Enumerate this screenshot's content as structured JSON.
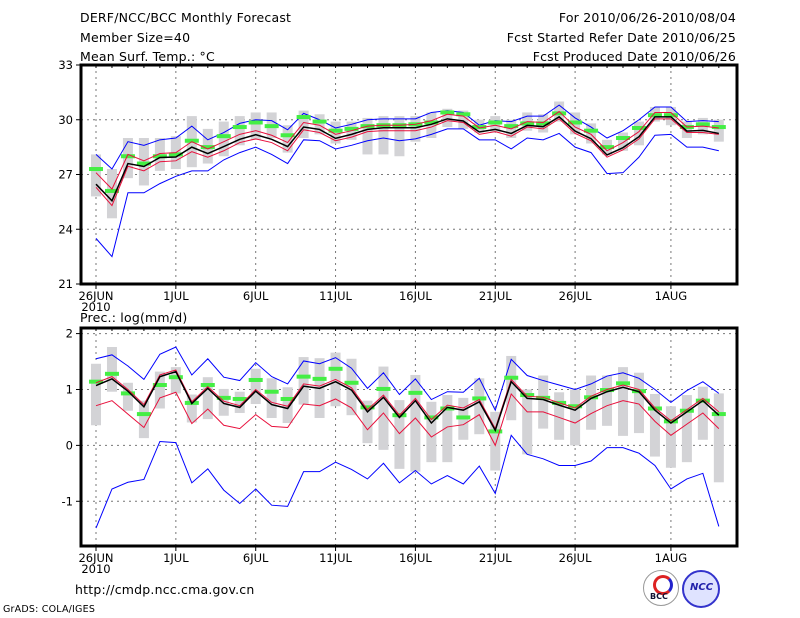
{
  "header": {
    "title": "DERF/NCC/BCC Monthly Forecast",
    "member_size": "Member Size=40",
    "variable": "Mean Surf. Temp.: °C",
    "period": "For 2010/06/26-2010/08/04",
    "start_date": "Fcst Started Refer Date 2010/06/25",
    "produced_date": "Fcst Produced Date 2010/06/26"
  },
  "footer": {
    "url": "http://cmdp.ncc.cma.gov.cn",
    "credit": "GrADS: COLA/IGES",
    "logo_left": "BCC",
    "logo_right": "NCC"
  },
  "colors": {
    "mean": "#000000",
    "spread": "#e8103c",
    "extreme": "#0000ff",
    "marker": "#44ee44",
    "range": "#d3d3d6"
  },
  "chart_data": [
    {
      "type": "line",
      "title": "Mean Surf. Temp.: °C",
      "ylim": [
        21,
        33
      ],
      "yticks": [
        "21",
        "24",
        "27",
        "30",
        "33"
      ],
      "ytick_values": [
        21,
        24,
        27,
        30,
        33
      ],
      "xtick_days": [
        0,
        5,
        10,
        15,
        20,
        25,
        30,
        36
      ],
      "xtick_labels": [
        "26JUN",
        "1JUL",
        "6JUL",
        "11JUL",
        "16JUL",
        "21JUL",
        "26JUL",
        "1AUG"
      ],
      "x_year": "2010",
      "grid": true,
      "mean": [
        26.47,
        25.56,
        27.6,
        27.44,
        27.93,
        27.96,
        28.5,
        28.15,
        28.53,
        28.93,
        29.18,
        28.93,
        28.53,
        29.6,
        29.47,
        28.98,
        29.2,
        29.47,
        29.56,
        29.56,
        29.56,
        29.75,
        30.05,
        29.93,
        29.33,
        29.47,
        29.25,
        29.69,
        29.62,
        30.16,
        29.38,
        28.96,
        28.07,
        28.47,
        29.07,
        30.16,
        30.16,
        29.38,
        29.42,
        29.25
      ],
      "upper": [
        27.1,
        26.2,
        28.1,
        27.75,
        28.15,
        28.2,
        28.8,
        28.4,
        28.8,
        29.2,
        29.4,
        29.15,
        28.75,
        29.85,
        29.7,
        29.2,
        29.4,
        29.65,
        29.7,
        29.7,
        29.75,
        29.95,
        30.3,
        30.2,
        29.55,
        29.7,
        29.5,
        29.9,
        29.85,
        30.45,
        29.6,
        29.2,
        28.3,
        28.75,
        29.35,
        30.4,
        30.4,
        29.6,
        29.65,
        29.55
      ],
      "lower": [
        26.3,
        25.3,
        27.45,
        27.2,
        27.7,
        27.75,
        28.25,
        27.95,
        28.3,
        28.75,
        28.95,
        28.75,
        28.3,
        29.45,
        29.3,
        28.85,
        29.05,
        29.35,
        29.4,
        29.4,
        29.4,
        29.6,
        29.95,
        29.85,
        29.2,
        29.35,
        29.1,
        29.6,
        29.5,
        30.05,
        29.25,
        28.85,
        27.95,
        28.35,
        28.95,
        30.05,
        30.05,
        29.3,
        29.3,
        29.2
      ],
      "max": [
        28.1,
        27.3,
        28.8,
        28.6,
        28.9,
        29.0,
        29.65,
        28.9,
        29.3,
        29.8,
        30.0,
        29.95,
        29.45,
        30.35,
        30.0,
        29.55,
        29.75,
        30.0,
        30.05,
        30.05,
        30.05,
        30.4,
        30.5,
        30.4,
        29.7,
        29.95,
        29.9,
        30.2,
        30.2,
        30.8,
        30.1,
        29.6,
        29.0,
        29.4,
        30.0,
        30.7,
        30.7,
        29.9,
        29.95,
        29.9
      ],
      "min": [
        23.5,
        22.5,
        26.0,
        26.0,
        26.5,
        26.9,
        27.2,
        27.2,
        27.8,
        28.2,
        28.5,
        28.1,
        27.6,
        28.9,
        28.85,
        28.4,
        28.6,
        28.85,
        29.0,
        28.85,
        28.95,
        29.2,
        29.5,
        29.5,
        28.9,
        28.9,
        28.4,
        29.0,
        28.9,
        29.25,
        28.5,
        28.2,
        27.05,
        27.1,
        27.95,
        29.15,
        29.2,
        28.5,
        28.5,
        28.3
      ],
      "marker": [
        27.3,
        26.1,
        28.0,
        27.6,
        28.0,
        28.1,
        28.85,
        28.5,
        29.1,
        29.6,
        29.85,
        29.65,
        29.15,
        30.15,
        29.9,
        29.4,
        29.5,
        29.65,
        29.7,
        29.7,
        29.75,
        29.85,
        30.4,
        30.3,
        29.6,
        29.85,
        29.65,
        29.8,
        29.8,
        30.35,
        29.85,
        29.4,
        28.5,
        29.0,
        29.55,
        30.25,
        30.25,
        29.6,
        29.75,
        29.6
      ],
      "range": [
        [
          25.8,
          28.1
        ],
        [
          24.6,
          27.3
        ],
        [
          26.8,
          29.0
        ],
        [
          26.4,
          29.0
        ],
        [
          27.2,
          29.0
        ],
        [
          27.3,
          29.1
        ],
        [
          27.4,
          30.2
        ],
        [
          27.6,
          29.5
        ],
        [
          28.0,
          29.9
        ],
        [
          28.6,
          30.2
        ],
        [
          28.9,
          30.4
        ],
        [
          29.0,
          30.4
        ],
        [
          28.2,
          29.7
        ],
        [
          29.0,
          30.5
        ],
        [
          29.2,
          30.3
        ],
        [
          28.7,
          29.9
        ],
        [
          28.9,
          29.9
        ],
        [
          28.1,
          30.1
        ],
        [
          28.1,
          30.2
        ],
        [
          28.0,
          30.2
        ],
        [
          28.8,
          30.2
        ],
        [
          29.0,
          30.4
        ],
        [
          29.6,
          30.6
        ],
        [
          29.5,
          30.5
        ],
        [
          29.3,
          30.0
        ],
        [
          29.3,
          30.2
        ],
        [
          29.0,
          30.0
        ],
        [
          29.4,
          30.4
        ],
        [
          29.3,
          30.3
        ],
        [
          29.9,
          31.0
        ],
        [
          29.2,
          30.4
        ],
        [
          28.7,
          29.8
        ],
        [
          28.1,
          28.9
        ],
        [
          28.3,
          29.3
        ],
        [
          28.6,
          29.9
        ],
        [
          29.9,
          30.7
        ],
        [
          29.7,
          30.7
        ],
        [
          29.0,
          29.9
        ],
        [
          29.2,
          30.1
        ],
        [
          28.8,
          30.0
        ]
      ]
    },
    {
      "type": "line",
      "title": "Prec.: log(mm/d)",
      "ylim": [
        -1.8,
        2.1
      ],
      "yticks": [
        "-1",
        "0",
        "1",
        "2"
      ],
      "ytick_values": [
        -1,
        0,
        1,
        2
      ],
      "xtick_days": [
        0,
        5,
        10,
        15,
        20,
        25,
        30,
        36
      ],
      "xtick_labels": [
        "26JUN",
        "1JUL",
        "6JUL",
        "11JUL",
        "16JUL",
        "21JUL",
        "26JUL",
        "1AUG"
      ],
      "x_year": "2010",
      "grid": true,
      "mean": [
        1.07,
        1.19,
        0.97,
        0.69,
        1.23,
        1.32,
        0.75,
        1.02,
        0.75,
        0.68,
        0.97,
        0.73,
        0.66,
        1.06,
        1.02,
        1.14,
        0.99,
        0.6,
        0.86,
        0.5,
        0.8,
        0.4,
        0.68,
        0.63,
        0.78,
        0.27,
        1.14,
        0.84,
        0.82,
        0.72,
        0.63,
        0.84,
        0.96,
        1.04,
        0.96,
        0.63,
        0.4,
        0.6,
        0.8,
        0.54
      ],
      "upper": [
        1.12,
        1.23,
        1.0,
        0.73,
        1.26,
        1.35,
        0.78,
        1.05,
        0.79,
        0.71,
        1.0,
        0.77,
        0.7,
        1.1,
        1.06,
        1.18,
        1.03,
        0.64,
        0.9,
        0.54,
        0.84,
        0.46,
        0.72,
        0.67,
        0.82,
        0.3,
        1.18,
        0.88,
        0.86,
        0.76,
        0.67,
        0.88,
        1.0,
        1.08,
        1.0,
        0.67,
        0.44,
        0.64,
        0.84,
        0.6
      ],
      "lower": [
        0.71,
        0.8,
        0.56,
        0.32,
        0.85,
        0.95,
        0.39,
        0.65,
        0.36,
        0.3,
        0.55,
        0.34,
        0.32,
        0.74,
        0.71,
        0.83,
        0.67,
        0.28,
        0.58,
        0.21,
        0.49,
        0.15,
        0.33,
        0.37,
        0.55,
        0.0,
        0.92,
        0.6,
        0.6,
        0.5,
        0.4,
        0.57,
        0.71,
        0.8,
        0.74,
        0.43,
        0.18,
        0.38,
        0.58,
        0.3
      ],
      "max": [
        1.55,
        1.62,
        1.42,
        1.18,
        1.63,
        1.76,
        1.26,
        1.55,
        1.22,
        1.16,
        1.48,
        1.23,
        1.1,
        1.51,
        1.46,
        1.57,
        1.38,
        1.02,
        1.3,
        0.91,
        1.19,
        0.82,
        0.96,
        0.95,
        1.2,
        0.63,
        1.54,
        1.25,
        1.16,
        1.08,
        1.0,
        1.1,
        1.24,
        1.3,
        1.2,
        1.0,
        0.77,
        0.98,
        1.14,
        0.93
      ],
      "min": [
        -1.48,
        -0.78,
        -0.66,
        -0.61,
        0.07,
        0.05,
        -0.67,
        -0.42,
        -0.8,
        -1.04,
        -0.78,
        -1.07,
        -1.09,
        -0.47,
        -0.47,
        -0.3,
        -0.43,
        -0.6,
        -0.32,
        -0.67,
        -0.45,
        -0.69,
        -0.54,
        -0.69,
        -0.37,
        -0.86,
        0.18,
        -0.16,
        -0.24,
        -0.36,
        -0.36,
        -0.28,
        -0.04,
        -0.04,
        -0.14,
        -0.36,
        -0.78,
        -0.6,
        -0.5,
        -1.45
      ],
      "marker": [
        1.14,
        1.28,
        0.93,
        0.56,
        1.08,
        1.22,
        0.76,
        1.08,
        0.85,
        0.83,
        1.17,
        0.96,
        0.83,
        1.23,
        1.19,
        1.37,
        1.12,
        0.68,
        1.01,
        0.54,
        0.94,
        0.5,
        0.66,
        0.5,
        0.84,
        0.25,
        1.21,
        0.9,
        0.85,
        0.76,
        0.7,
        0.86,
        0.99,
        1.11,
        0.97,
        0.66,
        0.43,
        0.62,
        0.8,
        0.56
      ],
      "range": [
        [
          0.36,
          1.46
        ],
        [
          0.96,
          1.76
        ],
        [
          0.62,
          1.12
        ],
        [
          0.13,
          0.8
        ],
        [
          0.66,
          1.32
        ],
        [
          0.93,
          1.4
        ],
        [
          0.41,
          0.91
        ],
        [
          0.47,
          1.22
        ],
        [
          0.53,
          1.01
        ],
        [
          0.58,
          0.96
        ],
        [
          0.74,
          1.37
        ],
        [
          0.49,
          1.2
        ],
        [
          0.4,
          1.04
        ],
        [
          0.73,
          1.58
        ],
        [
          0.49,
          1.56
        ],
        [
          0.7,
          1.66
        ],
        [
          0.54,
          1.55
        ],
        [
          0.04,
          0.8
        ],
        [
          -0.08,
          1.41
        ],
        [
          -0.42,
          0.81
        ],
        [
          -0.47,
          1.26
        ],
        [
          -0.3,
          0.78
        ],
        [
          -0.3,
          0.9
        ],
        [
          0.1,
          0.85
        ],
        [
          0.2,
          1.2
        ],
        [
          -0.45,
          0.6
        ],
        [
          0.45,
          1.6
        ],
        [
          -0.16,
          1.0
        ],
        [
          0.3,
          1.25
        ],
        [
          0.1,
          0.95
        ],
        [
          0.0,
          1.0
        ],
        [
          0.28,
          1.25
        ],
        [
          0.35,
          1.25
        ],
        [
          0.17,
          1.4
        ],
        [
          0.22,
          1.3
        ],
        [
          -0.2,
          0.92
        ],
        [
          -0.4,
          0.7
        ],
        [
          -0.3,
          0.9
        ],
        [
          0.1,
          1.05
        ],
        [
          -0.66,
          0.93
        ]
      ]
    }
  ]
}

·····

Task description — Pick out the lines containing the word "Date" and show them.

Solution —
    "start_date": "Fcst Started Refer Date 2010/06/25",
    "produced_date": "Fcst Produced Date 2010/06/26"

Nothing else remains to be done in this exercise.